- [PROBLEM REQUIREMENTS]: Print all the data, keeping every line exactly as it is.
╔══
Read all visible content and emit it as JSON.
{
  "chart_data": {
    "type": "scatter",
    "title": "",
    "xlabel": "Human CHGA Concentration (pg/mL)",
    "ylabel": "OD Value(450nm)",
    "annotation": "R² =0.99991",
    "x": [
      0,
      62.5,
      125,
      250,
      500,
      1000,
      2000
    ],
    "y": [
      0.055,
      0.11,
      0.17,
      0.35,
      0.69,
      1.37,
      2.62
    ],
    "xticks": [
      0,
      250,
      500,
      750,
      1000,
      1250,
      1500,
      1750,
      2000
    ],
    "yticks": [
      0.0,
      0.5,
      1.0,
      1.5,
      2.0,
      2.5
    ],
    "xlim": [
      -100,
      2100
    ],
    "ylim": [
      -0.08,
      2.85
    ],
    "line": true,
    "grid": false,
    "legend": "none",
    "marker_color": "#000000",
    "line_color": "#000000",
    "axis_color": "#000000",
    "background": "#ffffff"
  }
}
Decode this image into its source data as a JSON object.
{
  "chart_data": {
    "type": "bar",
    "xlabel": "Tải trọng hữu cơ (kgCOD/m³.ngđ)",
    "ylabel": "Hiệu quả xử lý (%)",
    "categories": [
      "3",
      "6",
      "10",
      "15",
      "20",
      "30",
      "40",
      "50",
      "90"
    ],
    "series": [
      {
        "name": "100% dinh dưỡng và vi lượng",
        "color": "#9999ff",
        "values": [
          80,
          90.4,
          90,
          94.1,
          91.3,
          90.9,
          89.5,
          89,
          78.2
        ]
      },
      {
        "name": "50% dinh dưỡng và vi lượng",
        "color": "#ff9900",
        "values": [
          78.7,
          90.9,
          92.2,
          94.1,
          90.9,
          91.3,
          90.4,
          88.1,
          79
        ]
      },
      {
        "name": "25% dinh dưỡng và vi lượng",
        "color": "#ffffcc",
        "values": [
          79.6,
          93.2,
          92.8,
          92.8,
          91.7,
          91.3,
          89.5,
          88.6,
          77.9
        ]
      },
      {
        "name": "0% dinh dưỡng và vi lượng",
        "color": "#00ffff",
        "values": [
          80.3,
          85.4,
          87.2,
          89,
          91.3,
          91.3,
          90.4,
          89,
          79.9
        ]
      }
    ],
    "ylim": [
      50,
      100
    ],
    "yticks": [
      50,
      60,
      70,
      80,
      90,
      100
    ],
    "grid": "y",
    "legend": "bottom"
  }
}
╚══
- [EXERCISE ANSWER]:
Read all visible content and emit it as JSON.
{
  "chart_data": {
    "type": "scatter",
    "title": "",
    "xlabel": "Human CHGA Concentration (pg/mL)",
    "ylabel": "OD Value(450nm)",
    "annotation": "R² =0.99991",
    "x": [
      0,
      62.5,
      125,
      250,
      500,
      1000,
      2000
    ],
    "y": [
      0.055,
      0.11,
      0.17,
      0.35,
      0.69,
      1.37,
      2.62
    ],
    "xticks": [
      0,
      250,
      500,
      750,
      1000,
      1250,
      1500,
      1750,
      2000
    ],
    "yticks": [
      0.0,
      0.5,
      1.0,
      1.5,
      2.0,
      2.5
    ],
    "xlim": [
      -100,
      2100
    ],
    "ylim": [
      -0.08,
      2.85
    ],
    "line": true,
    "grid": false,
    "legend": "none",
    "marker_color": "#000000",
    "line_color": "#000000",
    "axis_color": "#000000",
    "background": "#ffffff"
  }
}
Decode this image into its source data as a JSON object.
{
  "chart_data": {
    "type": "bar",
    "xlabel": "Tải trọng hữu cơ (kgCOD/m³.ngđ)",
    "ylabel": "Hiệu quả xử lý (%)",
    "categories": [
      "3",
      "6",
      "10",
      "15",
      "20",
      "30",
      "40",
      "50",
      "90"
    ],
    "series": [
      {
        "name": "100% dinh dưỡng và vi lượng",
        "color": "#9999ff",
        "values": [
          80,
          90.4,
          90,
          94.1,
          91.3,
          90.9,
          89.5,
          89,
          78.2
        ]
      },
      {
        "name": "50% dinh dưỡng và vi lượng",
        "color": "#ff9900",
        "values": [
          78.7,
          90.9,
          92.2,
          94.1,
          90.9,
          91.3,
          90.4,
          88.1,
          79
        ]
      },
      {
        "name": "25% dinh dưỡng và vi lượng",
        "color": "#ffffcc",
        "values": [
          79.6,
          93.2,
          92.8,
          92.8,
          91.7,
          91.3,
          89.5,
          88.6,
          77.9
        ]
      },
      {
        "name": "0% dinh dưỡng và vi lượng",
        "color": "#00ffff",
        "values": [
          80.3,
          85.4,
          87.2,
          89,
          91.3,
          91.3,
          90.4,
          89,
          79.9
        ]
      }
    ],
    "ylim": [
      50,
      100
    ],
    "yticks": [
      50,
      60,
      70,
      80,
      90,
      100
    ],
    "grid": "y",
    "legend": "bottom"
  }
}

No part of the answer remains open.